Records follow. Pull out every line that contains "Gorge".

## begin Dataset extract

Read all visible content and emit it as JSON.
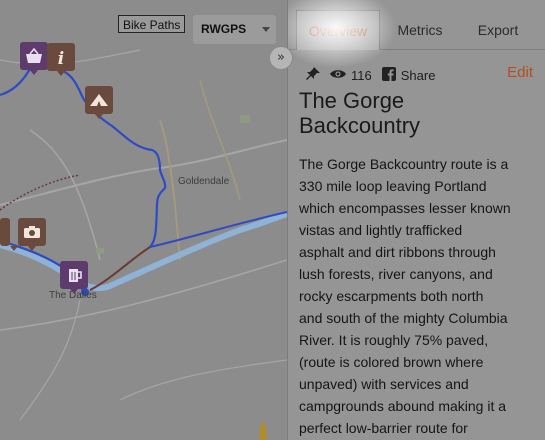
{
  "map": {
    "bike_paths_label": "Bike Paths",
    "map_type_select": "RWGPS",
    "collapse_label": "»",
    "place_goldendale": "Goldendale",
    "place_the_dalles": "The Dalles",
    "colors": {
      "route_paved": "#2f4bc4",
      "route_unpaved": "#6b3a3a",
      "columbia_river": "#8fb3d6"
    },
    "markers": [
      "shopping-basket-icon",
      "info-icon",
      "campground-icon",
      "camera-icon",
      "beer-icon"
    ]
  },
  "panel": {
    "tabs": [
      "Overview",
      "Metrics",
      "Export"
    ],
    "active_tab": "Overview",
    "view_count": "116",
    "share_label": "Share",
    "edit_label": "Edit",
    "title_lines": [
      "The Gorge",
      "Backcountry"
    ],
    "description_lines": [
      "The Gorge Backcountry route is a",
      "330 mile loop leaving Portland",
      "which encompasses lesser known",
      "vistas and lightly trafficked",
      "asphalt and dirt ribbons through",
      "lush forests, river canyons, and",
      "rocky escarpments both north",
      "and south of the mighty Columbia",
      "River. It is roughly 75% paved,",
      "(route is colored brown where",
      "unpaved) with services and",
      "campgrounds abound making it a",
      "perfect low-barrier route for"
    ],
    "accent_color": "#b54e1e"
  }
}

## end Dataset extract

Response below:
      "The Gorge",
      "The Gorge Backcountry route is a",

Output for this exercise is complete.